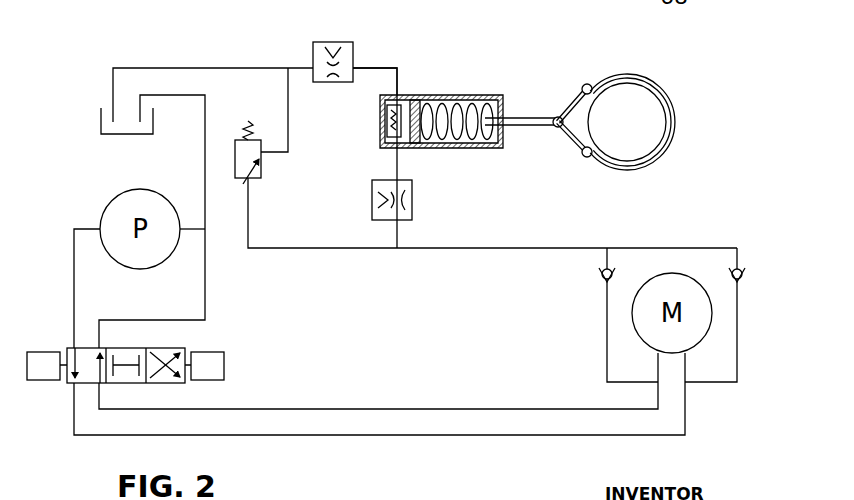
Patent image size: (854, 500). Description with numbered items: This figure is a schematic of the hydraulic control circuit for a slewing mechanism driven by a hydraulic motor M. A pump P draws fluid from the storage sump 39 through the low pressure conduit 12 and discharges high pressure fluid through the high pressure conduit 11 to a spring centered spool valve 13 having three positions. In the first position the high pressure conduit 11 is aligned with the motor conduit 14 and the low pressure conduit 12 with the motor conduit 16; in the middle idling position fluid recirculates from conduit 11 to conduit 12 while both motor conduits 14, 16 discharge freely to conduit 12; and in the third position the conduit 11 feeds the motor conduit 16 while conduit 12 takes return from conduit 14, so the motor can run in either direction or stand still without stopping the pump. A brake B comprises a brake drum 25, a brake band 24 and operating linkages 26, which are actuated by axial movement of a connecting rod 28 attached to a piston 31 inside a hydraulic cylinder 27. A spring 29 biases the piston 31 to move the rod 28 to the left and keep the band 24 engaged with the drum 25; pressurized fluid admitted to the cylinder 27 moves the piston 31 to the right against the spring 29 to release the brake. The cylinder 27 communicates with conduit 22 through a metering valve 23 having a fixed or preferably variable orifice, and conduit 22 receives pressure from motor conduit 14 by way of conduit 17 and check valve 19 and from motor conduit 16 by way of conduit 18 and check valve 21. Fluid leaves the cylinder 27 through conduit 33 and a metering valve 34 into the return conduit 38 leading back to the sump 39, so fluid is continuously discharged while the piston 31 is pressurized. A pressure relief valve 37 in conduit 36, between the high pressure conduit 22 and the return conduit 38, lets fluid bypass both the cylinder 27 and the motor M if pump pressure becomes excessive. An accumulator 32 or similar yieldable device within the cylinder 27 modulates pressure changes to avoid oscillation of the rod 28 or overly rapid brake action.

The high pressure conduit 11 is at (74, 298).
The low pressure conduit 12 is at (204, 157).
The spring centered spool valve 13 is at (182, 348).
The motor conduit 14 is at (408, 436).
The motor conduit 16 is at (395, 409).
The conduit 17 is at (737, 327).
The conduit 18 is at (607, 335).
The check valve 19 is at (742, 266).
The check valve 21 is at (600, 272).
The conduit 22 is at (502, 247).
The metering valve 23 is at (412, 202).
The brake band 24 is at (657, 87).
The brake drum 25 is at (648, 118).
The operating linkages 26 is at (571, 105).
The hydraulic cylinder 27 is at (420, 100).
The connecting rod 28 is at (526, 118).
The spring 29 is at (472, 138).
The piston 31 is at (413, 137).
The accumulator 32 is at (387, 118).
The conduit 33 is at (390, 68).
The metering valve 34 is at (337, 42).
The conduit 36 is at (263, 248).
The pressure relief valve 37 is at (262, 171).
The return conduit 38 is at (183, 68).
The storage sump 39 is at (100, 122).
================================
Rewrite every line of the listing above as a numbered list, skipping blank lines and leaving out the picture.

1. Patent image size: (854, 500). Description with numbered items: This figure is a schematic of the hydraulic control circuit for a slewing mechanism driven by a hydraulic motor M. A pump P draws fluid from the storage sump 39 through the low pressure conduit 12 and discharges high pressure fluid through the high pressure conduit 11 to a spring centered spool valve 13 having three positions. In the first position the high pressure conduit 11 is aligned with the motor conduit 14 and the low pressure conduit 12 with the motor conduit 16; in the middle idling position fluid recirculates from conduit 11 to conduit 12 while both motor conduits 14, 16 discharge freely to conduit 12; and in the third position the conduit 11 feeds the motor conduit 16 while conduit 12 takes return from conduit 14, so the motor can run in either direction or stand still without stopping the pump. A brake B comprises a brake drum 25, a brake band 24 and operating linkages 26, which are actuated by axial movement of a connecting rod 28 attached to a piston 31 inside a hydraulic cylinder 27. A spring 29 biases the piston 31 to move the rod 28 to the left and keep the band 24 engaged with the drum 25; pressurized fluid admitted to the cylinder 27 moves the piston 31 to the right against the spring 29 to release the brake. The cylinder 27 communicates with conduit 22 through a metering valve 23 having a fixed or preferably variable orifice, and conduit 22 receives pressure from motor conduit 14 by way of conduit 17 and check valve 19 and from motor conduit 16 by way of conduit 18 and check valve 21. Fluid leaves the cylinder 27 through conduit 33 and a metering valve 34 into the return conduit 38 leading back to the sump 39, so fluid is continuously discharged while the piston 31 is pressurized. A pressure relief valve 37 in conduit 36, between the high pressure conduit 22 and the return conduit 38, lets fluid bypass both the cylinder 27 and the motor M if pump pressure becomes excessive. An accumulator 32 or similar yieldable device within the cylinder 27 modulates pressure changes to avoid oscillation of the rod 28 or overly rapid brake action.
2. The high pressure conduit 11 is at (74, 298).
3. The low pressure conduit 12 is at (204, 157).
4. The spring centered spool valve 13 is at (182, 348).
5. The motor conduit 14 is at (408, 436).
6. The motor conduit 16 is at (395, 409).
7. The conduit 17 is at (737, 327).
8. The conduit 18 is at (607, 335).
9. The check valve 19 is at (742, 266).
10. The check valve 21 is at (600, 272).
11. The conduit 22 is at (502, 247).
12. The metering valve 23 is at (412, 202).
13. The brake band 24 is at (657, 87).
14. The brake drum 25 is at (648, 118).
15. The operating linkages 26 is at (571, 105).
16. The hydraulic cylinder 27 is at (420, 100).
17. The connecting rod 28 is at (526, 118).
18. The spring 29 is at (472, 138).
19. The piston 31 is at (413, 137).
20. The accumulator 32 is at (387, 118).
21. The conduit 33 is at (390, 68).
22. The metering valve 34 is at (337, 42).
23. The conduit 36 is at (263, 248).
24. The pressure relief valve 37 is at (262, 171).
25. The return conduit 38 is at (183, 68).
26. The storage sump 39 is at (100, 122).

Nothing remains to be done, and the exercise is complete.